Go through the entries below and retype them exactly, omitting each picture.

[Recorded data]
.....

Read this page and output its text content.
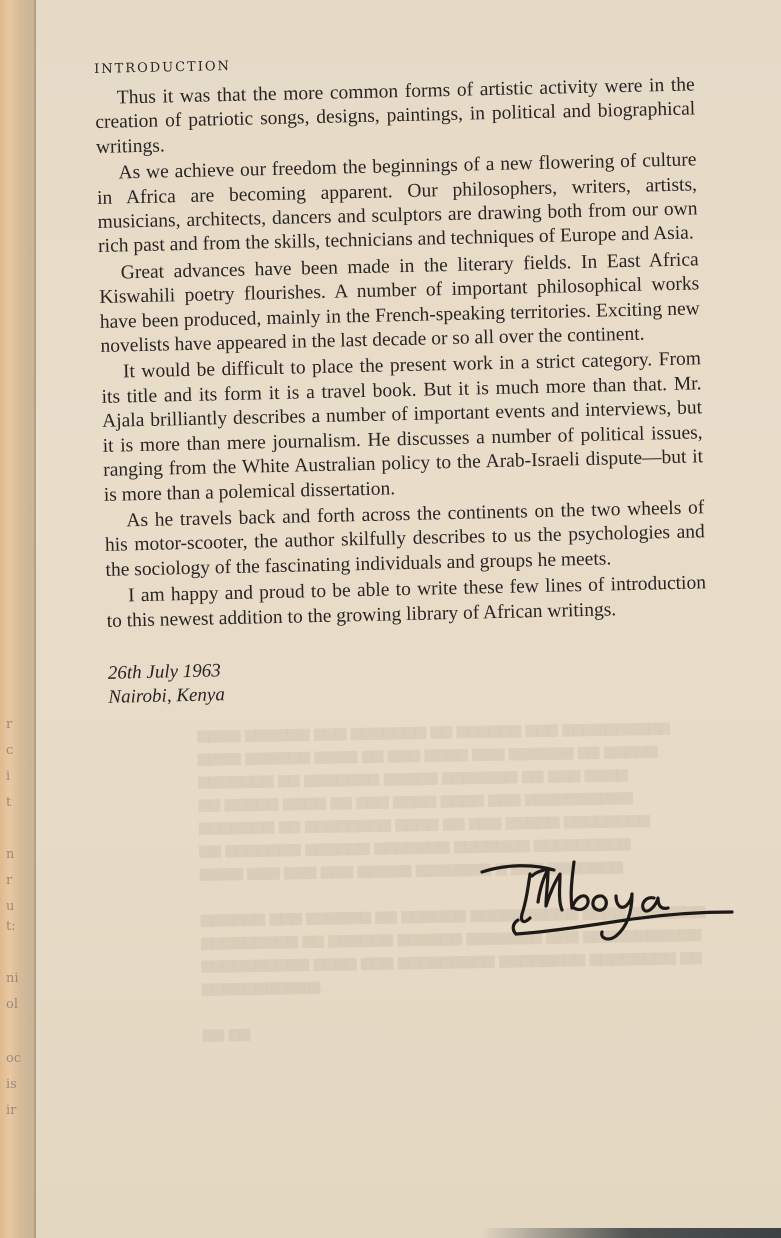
r
c
i
t
n
r
u
t:
ni
ol
oc
is
ir

INTRODUCTION

Thus it was that the more common forms of artistic activity were in the creation of patriotic songs, designs, paintings, in political and biographical writings.

As we achieve our freedom the beginnings of a new flowering of culture in Africa are becoming apparent. Our philosophers, writers, artists, musicians, architects, dancers and sculptors are drawing both from our own rich past and from the skills, technicians and techniques of Europe and Asia.

Great advances have been made in the literary fields. In East Africa Kiswahili poetry flourishes. A number of important philosophical works have been produced, mainly in the French-speaking territories. Exciting new novelists have appeared in the last decade or so all over the continent.

It would be difficult to place the present work in a strict category. From its title and its form it is a travel book. But it is much more than that. Mr. Ajala brilliantly describes a number of important events and interviews, but it is more than mere journalism. He discusses a number of political issues, ranging from the White Australian policy to the Arab-Israeli dispute—but it is more than a polemical dissertation.

As he travels back and forth across the continents on the two wheels of his motor-scooter, the author skilfully describes to us the psychologies and the sociology of the fascinating individuals and groups he meets.

I am happy and proud to be able to write these few lines of introduction to this newest addition to the growing library of African writings.

26th July 1963
Nairobi, Kenya
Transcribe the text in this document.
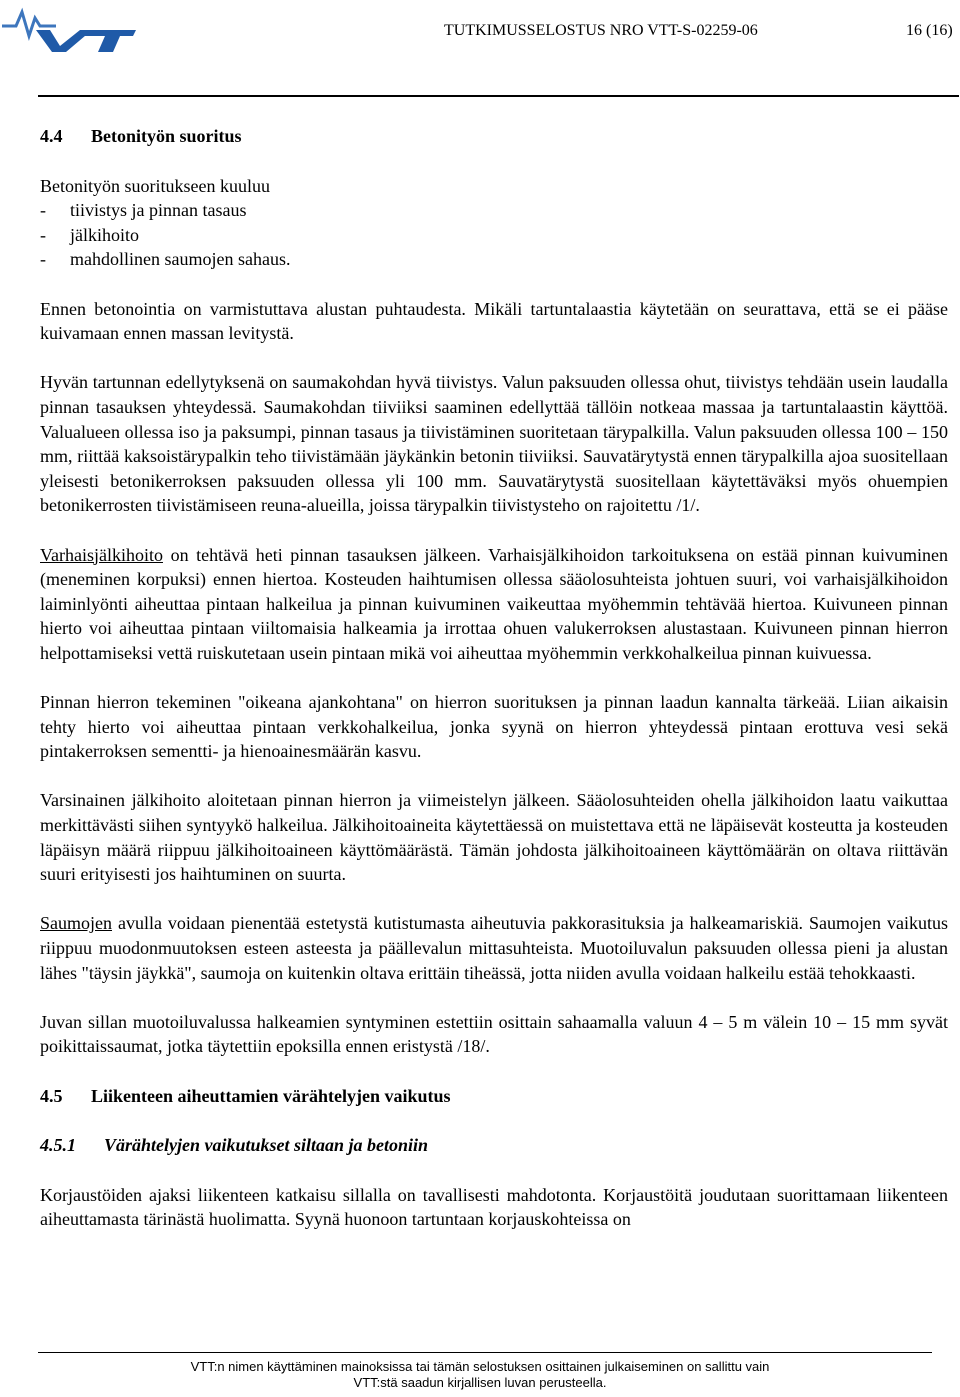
TUTKIMUSSELOSTUS NRO VTT-S-02259-06	16 (16)
4.4 Betonityön suoritus
Betonityön suoritukseen kuuluu
- tiivistys ja pinnan tasaus
- jälkihoito
- mahdollinen saumojen sahaus.

Ennen betonointia on varmistuttava alustan puhtaudesta. Mikäli tartuntalaastia käytetään on seurattava, että se ei pääse kuivamaan ennen massan levitystä.

Hyvän tartunnan edellytyksenä on saumakohdan hyvä tiivistys. Valun paksuuden ollessa ohut, tiivistys tehdään usein laudalla pinnan tasauksen yhteydessä. Saumakohdan tiiviiksi saaminen edellyttää tällöin notkeaa massaa ja tartuntalaastin käyttöä. Valualueen ollessa iso ja paksumpi, pinnan tasaus ja tiivistäminen suoritetaan tärypalkilla. Valun paksuuden ollessa 100 – 150 mm, riittää kaksoistärypalkin teho tiivistämään jäykänkin betonin tiiviiksi. Sauvatärytystä ennen tärypalkilla ajoa suositellaan yleisesti betonikerroksen paksuuden ollessa yli 100 mm. Sauvatärytystä suositellaan käytettäväksi myös ohuempien betonikerrosten tiivistämiseen reuna-alueilla, joissa tärypalkin tiivistysteho on rajoitettu /1/.

Varhaisjälkihoito on tehtävä heti pinnan tasauksen jälkeen. Varhaisjälkihoidon tarkoituksena on estää pinnan kuivuminen (meneminen korpuksi) ennen hiertoa. Kosteuden haihtumisen ollessa sääolosuhteista johtuen suuri, voi varhaisjälkihoidon laiminlyönti aiheuttaa pintaan halkeilua ja pinnan kuivuminen vaikeuttaa myöhemmin tehtävää hiertoa. Kuivuneen pinnan hierto voi aiheuttaa pintaan viiltomaisia halkeamia ja irrottaa ohuen valukerroksen alustastaan. Kuivuneen pinnan hierron helpottamiseksi vettä ruiskutetaan usein pintaan mikä voi aiheuttaa myöhemmin verkkohalkeilua pinnan kuivuessa.

Pinnan hierron tekeminen "oikeana ajankohtana" on hierron suorituksen ja pinnan laadun kannalta tärkeää. Liian aikaisin tehty hierto voi aiheuttaa pintaan verkkohalkeilua, jonka syynä on hierron yhteydessä pintaan erottuva vesi sekä pintakerroksen sementti- ja hienoainesmäärän kasvu.

Varsinainen jälkihoito aloitetaan pinnan hierron ja viimeistelyn jälkeen. Sääolosuhteiden ohella jälkihoidon laatu vaikuttaa merkittävästi siihen syntyykö halkeilua. Jälkihoitoaineita käytettäessä on muistettava että ne läpäisevät kosteutta ja kosteuden läpäisyn määrä riippuu jälkihoitoaineen käyttömäärästä. Tämän johdosta jälkihoitoaineen käyttömäärän on oltava riittävän suuri erityisesti jos haihtuminen on suurta.

Saumojen avulla voidaan pienentää estetystä kutistumasta aiheutuvia pakkorasituksia ja halkeamariskiä. Saumojen vaikutus riippuu muodonmuutoksen esteen asteesta ja päällevalun mittasuhteista. Muotoiluvalun paksuuden ollessa pieni ja alustan lähes "täysin jäykkä", saumoja on kuitenkin oltava erittäin tiheässä, jotta niiden avulla voidaan halkeilu estää tehokkaasti.

Juvan sillan muotoiluvalussa halkeamien syntyminen estettiin osittain sahaamalla valuun 4 – 5 m välein 10 – 15 mm syvät poikittaissaumat, jotka täytettiin epoksilla ennen eristystä /18/.

4.5 Liikenteen aiheuttamien värähtelyjen vaikutus
4.5.1 Värähtelyjen vaikutukset siltaan ja betoniin

Korjaustöiden ajaksi liikenteen katkaisu sillalla on tavallisesti mahdotonta. Korjaustöitä joudutaan suorittamaan liikenteen aiheuttamasta tärinästä huolimatta. Syynä huonoon tartuntaan korjauskohteissa on

VTT:n nimen käyttäminen mainoksissa tai tämän selostuksen osittainen julkaiseminen on sallittu vain
VTT:stä saadun kirjallisen luvan perusteella.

.....

## Result
Read this page and output its text content.
r
c
i
t
n
r
u
t:
ni
ol
oc
is
ir

INTRODUCTION

Thus it was that the more common forms of artistic activity were in the creation of patriotic songs, designs, paintings, in political and biographical writings.

As we achieve our freedom the beginnings of a new flowering of culture in Africa are becoming apparent. Our philosophers, writers, artists, musicians, architects, dancers and sculptors are drawing both from our own rich past and from the skills, technicians and techniques of Europe and Asia.

Great advances have been made in the literary fields. In East Africa Kiswahili poetry flourishes. A number of important philosophical works have been produced, mainly in the French-speaking territories. Exciting new novelists have appeared in the last decade or so all over the continent.

It would be difficult to place the present work in a strict category. From its title and its form it is a travel book. But it is much more than that. Mr. Ajala brilliantly describes a number of important events and interviews, but it is more than mere journalism. He discusses a number of political issues, ranging from the White Australian policy to the Arab-Israeli dispute—but it is more than a polemical dissertation.

As he travels back and forth across the continents on the two wheels of his motor-scooter, the author skilfully describes to us the psychologies and the sociology of the fascinating individuals and groups he meets.

I am happy and proud to be able to write these few lines of introduction to this newest addition to the growing library of African writings.

26th July 1963
Nairobi, Kenya
Transcribe the text in this document.
TUTKIMUSSELOSTUS NRO VTT-S-02259-06	16 (16)
4.4 Betonityön suoritus
Betonityön suoritukseen kuuluu
- tiivistys ja pinnan tasaus
- jälkihoito
- mahdollinen saumojen sahaus.

Ennen betonointia on varmistuttava alustan puhtaudesta. Mikäli tartuntalaastia käytetään on seurattava, että se ei pääse kuivamaan ennen massan levitystä.

Hyvän tartunnan edellytyksenä on saumakohdan hyvä tiivistys. Valun paksuuden ollessa ohut, tiivistys tehdään usein laudalla pinnan tasauksen yhteydessä. Saumakohdan tiiviiksi saaminen edellyttää tällöin notkeaa massaa ja tartuntalaastin käyttöä. Valualueen ollessa iso ja paksumpi, pinnan tasaus ja tiivistäminen suoritetaan tärypalkilla. Valun paksuuden ollessa 100 – 150 mm, riittää kaksoistärypalkin teho tiivistämään jäykänkin betonin tiiviiksi. Sauvatärytystä ennen tärypalkilla ajoa suositellaan yleisesti betonikerroksen paksuuden ollessa yli 100 mm. Sauvatärytystä suositellaan käytettäväksi myös ohuempien betonikerrosten tiivistämiseen reuna-alueilla, joissa tärypalkin tiivistysteho on rajoitettu /1/.

Varhaisjälkihoito on tehtävä heti pinnan tasauksen jälkeen. Varhaisjälkihoidon tarkoituksena on estää pinnan kuivuminen (meneminen korpuksi) ennen hiertoa. Kosteuden haihtumisen ollessa sääolosuhteista johtuen suuri, voi varhaisjälkihoidon laiminlyönti aiheuttaa pintaan halkeilua ja pinnan kuivuminen vaikeuttaa myöhemmin tehtävää hiertoa. Kuivuneen pinnan hierto voi aiheuttaa pintaan viiltomaisia halkeamia ja irrottaa ohuen valukerroksen alustastaan. Kuivuneen pinnan hierron helpottamiseksi vettä ruiskutetaan usein pintaan mikä voi aiheuttaa myöhemmin verkkohalkeilua pinnan kuivuessa.

Pinnan hierron tekeminen "oikeana ajankohtana" on hierron suorituksen ja pinnan laadun kannalta tärkeää. Liian aikaisin tehty hierto voi aiheuttaa pintaan verkkohalkeilua, jonka syynä on hierron yhteydessä pintaan erottuva vesi sekä pintakerroksen sementti- ja hienoainesmäärän kasvu.

Varsinainen jälkihoito aloitetaan pinnan hierron ja viimeistelyn jälkeen. Sääolosuhteiden ohella jälkihoidon laatu vaikuttaa merkittävästi siihen syntyykö halkeilua. Jälkihoitoaineita käytettäessä on muistettava että ne läpäisevät kosteutta ja kosteuden läpäisyn määrä riippuu jälkihoitoaineen käyttömäärästä. Tämän johdosta jälkihoitoaineen käyttömäärän on oltava riittävän suuri erityisesti jos haihtuminen on suurta.

Saumojen avulla voidaan pienentää estetystä kutistumasta aiheutuvia pakkorasituksia ja halkeamariskiä. Saumojen vaikutus riippuu muodonmuutoksen esteen asteesta ja päällevalun mittasuhteista. Muotoiluvalun paksuuden ollessa pieni ja alustan lähes "täysin jäykkä", saumoja on kuitenkin oltava erittäin tiheässä, jotta niiden avulla voidaan halkeilu estää tehokkaasti.

Juvan sillan muotoiluvalussa halkeamien syntyminen estettiin osittain sahaamalla valuun 4 – 5 m välein 10 – 15 mm syvät poikittaissaumat, jotka täytettiin epoksilla ennen eristystä /18/.

4.5 Liikenteen aiheuttamien värähtelyjen vaikutus
4.5.1 Värähtelyjen vaikutukset siltaan ja betoniin

Korjaustöiden ajaksi liikenteen katkaisu sillalla on tavallisesti mahdotonta. Korjaustöitä joudutaan suorittamaan liikenteen aiheuttamasta tärinästä huolimatta. Syynä huonoon tartuntaan korjauskohteissa on

VTT:n nimen käyttäminen mainoksissa tai tämän selostuksen osittainen julkaiseminen on sallittu vain
VTT:stä saadun kirjallisen luvan perusteella.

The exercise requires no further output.